▶ Selection
-- START --
Exploring the State of Charge range the batteries occupy

In [None]:
batt_SOC_cols = [col for col in all_batts.columns if 'SOC' in col] 

fig = px.violin(all_batts.loc[:,batt_SOC_cols].resample('1h').mean().div(10))
fig.update_layout(xaxis_title=None, yaxis_title="State of Charge")
fig.show()

Exploring the average set points being sent to the batteries.

In [None]:
P_filter = [col for col in all_batts.columns if 'P_AC_Set' in col]        # isolate columns with power setpoints
batt_pow = (all_batts
            .loc[:,P_filter]
            .pipe(lambda df: df[df.ne(0)])                                # remove zero power entries
            .resample('1h').mean()                                        # preferred resampling interval
           )

fig = px.box(batt_pow)
fig.update_layout(xaxis_title=None, yaxis_title="Power Output kW")
fig.show()
-- END --
▶ Record set
-- START --
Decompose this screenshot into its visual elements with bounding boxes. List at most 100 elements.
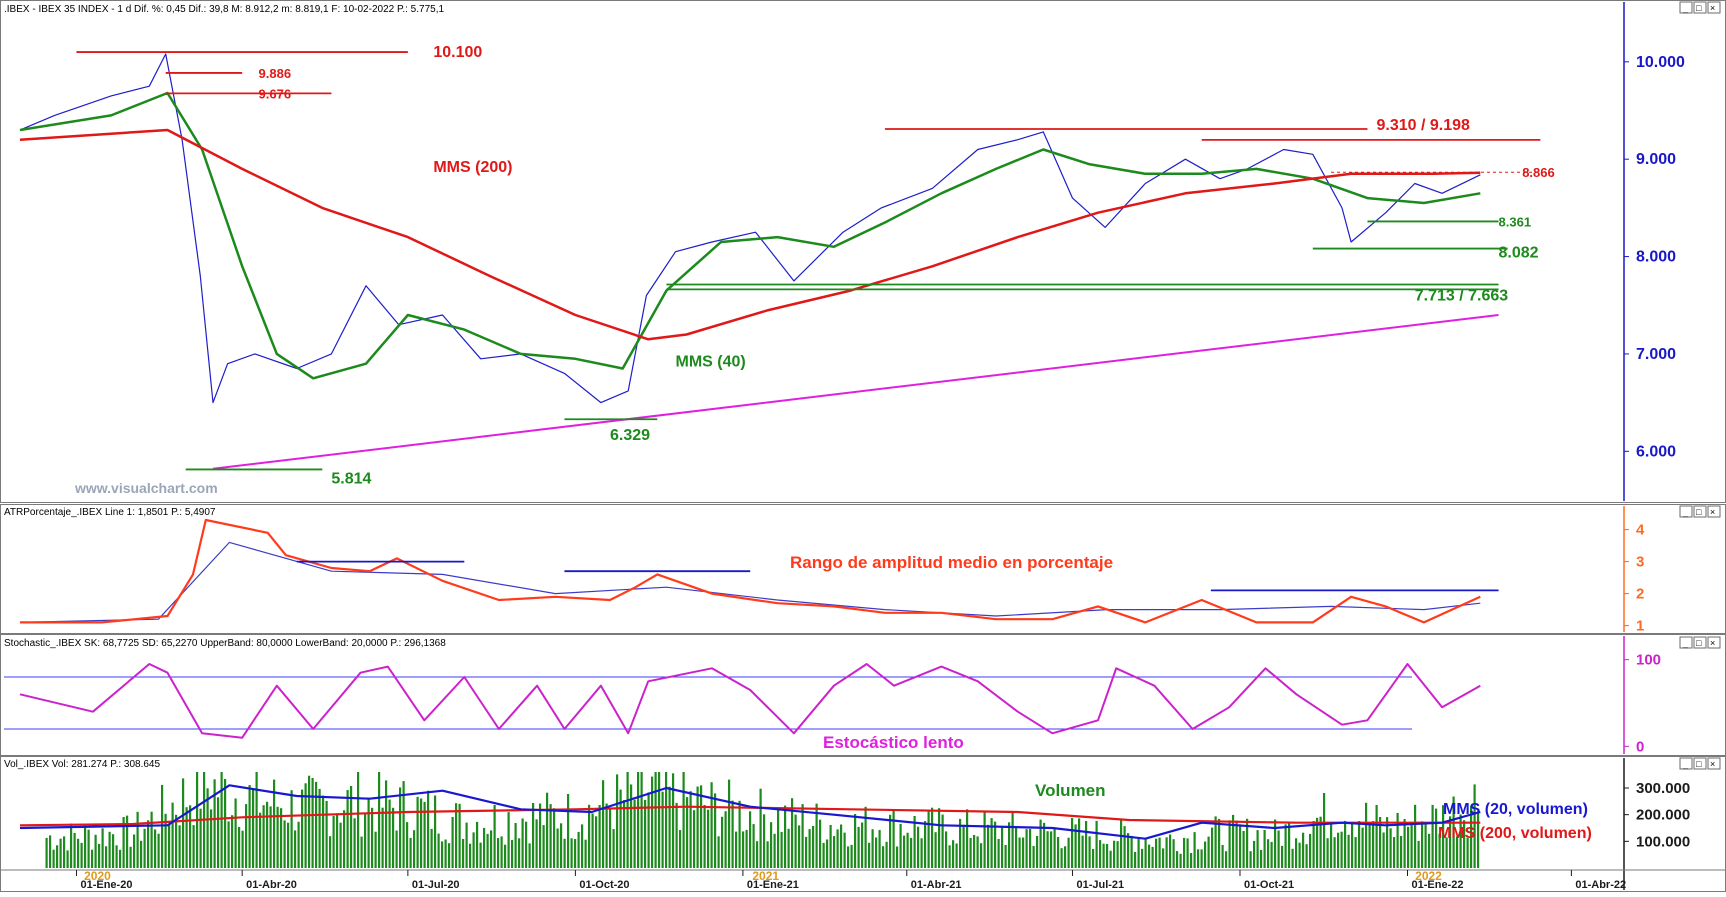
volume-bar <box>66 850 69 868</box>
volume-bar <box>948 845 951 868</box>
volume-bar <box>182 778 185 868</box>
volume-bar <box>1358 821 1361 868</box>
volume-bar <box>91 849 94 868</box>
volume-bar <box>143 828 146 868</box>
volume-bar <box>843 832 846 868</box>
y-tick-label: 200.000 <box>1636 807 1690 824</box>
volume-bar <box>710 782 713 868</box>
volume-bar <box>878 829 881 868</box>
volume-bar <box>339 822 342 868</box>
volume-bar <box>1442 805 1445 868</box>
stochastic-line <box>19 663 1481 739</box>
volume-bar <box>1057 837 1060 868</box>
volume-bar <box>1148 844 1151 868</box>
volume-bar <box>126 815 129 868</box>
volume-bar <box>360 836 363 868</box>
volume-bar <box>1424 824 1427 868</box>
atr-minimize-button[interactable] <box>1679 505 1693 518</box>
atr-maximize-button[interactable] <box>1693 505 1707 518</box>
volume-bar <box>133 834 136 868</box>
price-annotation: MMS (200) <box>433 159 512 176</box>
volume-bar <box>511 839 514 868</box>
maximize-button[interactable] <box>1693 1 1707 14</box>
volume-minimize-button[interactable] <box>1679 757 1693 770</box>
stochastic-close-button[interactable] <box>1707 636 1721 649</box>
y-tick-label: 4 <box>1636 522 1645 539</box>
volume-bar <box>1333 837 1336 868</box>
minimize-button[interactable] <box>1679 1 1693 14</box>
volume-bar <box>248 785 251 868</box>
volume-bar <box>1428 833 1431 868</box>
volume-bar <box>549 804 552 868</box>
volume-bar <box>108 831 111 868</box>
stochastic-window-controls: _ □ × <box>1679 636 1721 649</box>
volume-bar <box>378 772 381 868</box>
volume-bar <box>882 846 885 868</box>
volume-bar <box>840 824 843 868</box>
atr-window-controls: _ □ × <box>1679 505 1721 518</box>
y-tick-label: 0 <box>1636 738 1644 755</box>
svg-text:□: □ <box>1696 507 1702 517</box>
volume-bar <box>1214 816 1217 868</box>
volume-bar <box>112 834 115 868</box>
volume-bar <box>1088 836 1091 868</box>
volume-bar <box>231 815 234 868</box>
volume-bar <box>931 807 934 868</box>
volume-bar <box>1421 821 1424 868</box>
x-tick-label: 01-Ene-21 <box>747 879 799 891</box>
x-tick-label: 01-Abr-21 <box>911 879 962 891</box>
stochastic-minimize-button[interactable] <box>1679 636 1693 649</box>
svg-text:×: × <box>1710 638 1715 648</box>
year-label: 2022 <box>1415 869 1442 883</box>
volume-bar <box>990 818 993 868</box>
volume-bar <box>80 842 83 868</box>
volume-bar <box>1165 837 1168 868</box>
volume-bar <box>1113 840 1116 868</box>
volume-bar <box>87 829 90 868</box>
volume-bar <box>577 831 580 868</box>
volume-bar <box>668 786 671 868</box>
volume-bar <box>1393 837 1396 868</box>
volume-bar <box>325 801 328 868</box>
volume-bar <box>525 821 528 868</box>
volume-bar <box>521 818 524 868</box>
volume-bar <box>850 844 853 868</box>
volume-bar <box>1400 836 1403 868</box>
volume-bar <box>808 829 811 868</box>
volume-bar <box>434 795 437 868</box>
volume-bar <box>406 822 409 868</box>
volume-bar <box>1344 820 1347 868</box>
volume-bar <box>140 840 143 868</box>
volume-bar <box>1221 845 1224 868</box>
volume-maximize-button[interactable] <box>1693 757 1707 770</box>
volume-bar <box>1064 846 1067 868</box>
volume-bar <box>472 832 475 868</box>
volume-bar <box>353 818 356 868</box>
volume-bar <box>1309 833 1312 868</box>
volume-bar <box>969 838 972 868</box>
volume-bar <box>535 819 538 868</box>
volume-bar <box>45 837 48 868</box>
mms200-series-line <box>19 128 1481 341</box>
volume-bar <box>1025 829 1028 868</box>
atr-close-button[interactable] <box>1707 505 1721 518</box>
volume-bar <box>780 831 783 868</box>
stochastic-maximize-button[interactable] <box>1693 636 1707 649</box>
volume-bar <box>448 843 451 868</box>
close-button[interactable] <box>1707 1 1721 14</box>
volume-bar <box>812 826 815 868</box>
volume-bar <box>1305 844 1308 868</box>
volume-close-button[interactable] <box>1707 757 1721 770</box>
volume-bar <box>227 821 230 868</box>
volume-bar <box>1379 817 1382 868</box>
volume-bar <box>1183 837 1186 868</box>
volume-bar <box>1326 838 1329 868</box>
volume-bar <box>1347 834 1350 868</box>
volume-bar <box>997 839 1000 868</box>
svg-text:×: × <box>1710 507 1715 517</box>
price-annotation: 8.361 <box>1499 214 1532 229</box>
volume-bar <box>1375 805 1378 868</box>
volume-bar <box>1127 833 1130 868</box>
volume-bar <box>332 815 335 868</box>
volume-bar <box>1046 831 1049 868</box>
-- END --
-- START --
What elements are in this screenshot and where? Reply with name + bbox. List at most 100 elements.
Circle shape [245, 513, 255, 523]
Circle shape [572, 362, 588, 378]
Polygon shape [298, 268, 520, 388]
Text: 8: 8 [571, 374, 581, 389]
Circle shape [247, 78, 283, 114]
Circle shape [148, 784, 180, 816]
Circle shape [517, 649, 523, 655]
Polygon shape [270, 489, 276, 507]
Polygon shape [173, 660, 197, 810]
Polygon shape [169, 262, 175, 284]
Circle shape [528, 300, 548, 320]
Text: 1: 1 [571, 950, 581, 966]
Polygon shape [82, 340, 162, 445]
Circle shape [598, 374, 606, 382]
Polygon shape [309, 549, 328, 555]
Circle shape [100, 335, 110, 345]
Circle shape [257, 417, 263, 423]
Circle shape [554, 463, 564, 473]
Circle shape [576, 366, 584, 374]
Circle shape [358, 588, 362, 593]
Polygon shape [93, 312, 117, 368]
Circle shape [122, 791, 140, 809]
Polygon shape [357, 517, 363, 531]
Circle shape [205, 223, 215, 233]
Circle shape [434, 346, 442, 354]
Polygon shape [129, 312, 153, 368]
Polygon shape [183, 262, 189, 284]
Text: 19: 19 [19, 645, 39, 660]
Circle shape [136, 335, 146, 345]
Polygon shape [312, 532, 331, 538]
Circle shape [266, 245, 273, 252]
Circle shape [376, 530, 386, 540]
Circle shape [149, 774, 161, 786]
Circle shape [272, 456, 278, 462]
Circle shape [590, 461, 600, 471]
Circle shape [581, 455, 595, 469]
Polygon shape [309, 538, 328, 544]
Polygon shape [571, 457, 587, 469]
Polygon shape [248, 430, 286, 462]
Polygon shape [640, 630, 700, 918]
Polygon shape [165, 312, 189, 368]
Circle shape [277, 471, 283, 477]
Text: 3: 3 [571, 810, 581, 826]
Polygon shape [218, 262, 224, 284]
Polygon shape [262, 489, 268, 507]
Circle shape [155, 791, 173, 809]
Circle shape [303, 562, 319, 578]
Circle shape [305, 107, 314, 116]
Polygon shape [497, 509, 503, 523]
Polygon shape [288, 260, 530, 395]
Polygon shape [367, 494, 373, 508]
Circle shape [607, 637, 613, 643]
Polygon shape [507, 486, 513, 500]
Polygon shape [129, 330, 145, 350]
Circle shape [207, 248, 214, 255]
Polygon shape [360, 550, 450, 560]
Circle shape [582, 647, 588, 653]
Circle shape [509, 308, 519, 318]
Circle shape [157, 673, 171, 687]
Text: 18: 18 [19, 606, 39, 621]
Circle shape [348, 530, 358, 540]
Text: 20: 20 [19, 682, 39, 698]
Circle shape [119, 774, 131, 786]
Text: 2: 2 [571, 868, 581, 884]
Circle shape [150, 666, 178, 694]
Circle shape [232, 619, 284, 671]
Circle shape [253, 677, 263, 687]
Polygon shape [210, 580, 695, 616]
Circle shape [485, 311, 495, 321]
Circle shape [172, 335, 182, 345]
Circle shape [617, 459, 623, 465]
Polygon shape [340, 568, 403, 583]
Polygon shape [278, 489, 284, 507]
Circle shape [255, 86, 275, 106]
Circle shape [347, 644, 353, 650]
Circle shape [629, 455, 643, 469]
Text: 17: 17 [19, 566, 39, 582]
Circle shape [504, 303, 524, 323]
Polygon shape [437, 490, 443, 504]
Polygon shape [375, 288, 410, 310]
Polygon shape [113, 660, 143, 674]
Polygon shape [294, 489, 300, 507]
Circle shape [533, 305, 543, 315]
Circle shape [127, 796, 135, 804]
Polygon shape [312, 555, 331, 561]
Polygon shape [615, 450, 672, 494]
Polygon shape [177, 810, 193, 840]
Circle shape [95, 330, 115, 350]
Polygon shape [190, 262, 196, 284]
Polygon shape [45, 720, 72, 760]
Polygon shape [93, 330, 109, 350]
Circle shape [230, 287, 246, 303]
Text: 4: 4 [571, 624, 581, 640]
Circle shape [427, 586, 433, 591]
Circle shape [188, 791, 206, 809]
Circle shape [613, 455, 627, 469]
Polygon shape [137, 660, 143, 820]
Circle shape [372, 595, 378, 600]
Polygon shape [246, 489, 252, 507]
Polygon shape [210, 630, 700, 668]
-- END --
▶ Stated goal 1
Return, word for word, the part of the battery analysis excerpt starting with "Exploring the average" and going on through "fig = px.box(batt_pow)".
▶ Stated goal 2
Carry the battery analysis excerpt forward from its last line.

▶ Exercise answer 1
Exploring the average set points being sent to the batteries.

In [None]:
P_filter = [col for col in all_batts.columns if 'P_AC_Set' in col]        # isolate columns with power setpoints
batt_pow = (all_batts
            .loc[:,P_filter]
            .pipe(lambda df: df[df.ne(0)])                                # remove zero power entries
            .resample('1h').mean()                                        # preferred resampling interval
           )

fig = px.box(batt_pow)

▶ Exercise answer 2
# BESS Signal Analysis
The 'BESS' (battery energy storage system) is the primary node of control for power signals broadcasted to the battery inverters. The primary signals are:
- Frequency Containment Reserve (FCR)
- Set Point Adjustment (SPA)

In this notebook, we explore how the FCR and SPA signals are derived and explore their operational meaning. This question is different from how setpoints are allocated to the individual batteries (a very compelling question for a future notebook). Instead we're interested in understanding the plant-level setpoints. 

The cell below compares the global FCR and SPA signals (from the BESS) to the sum total of the power signals sent to the batteries. A new set point column `combined_batt_AC_Set` is added to the `all_batts` DataFrame to sum the 10 power signals.

This signal is visualized alongside the BESS' FCR and SPA execution signals. Use zoom function in Plotly to see that the combined battery signal is equal to the sum of the FCR and SPA signals.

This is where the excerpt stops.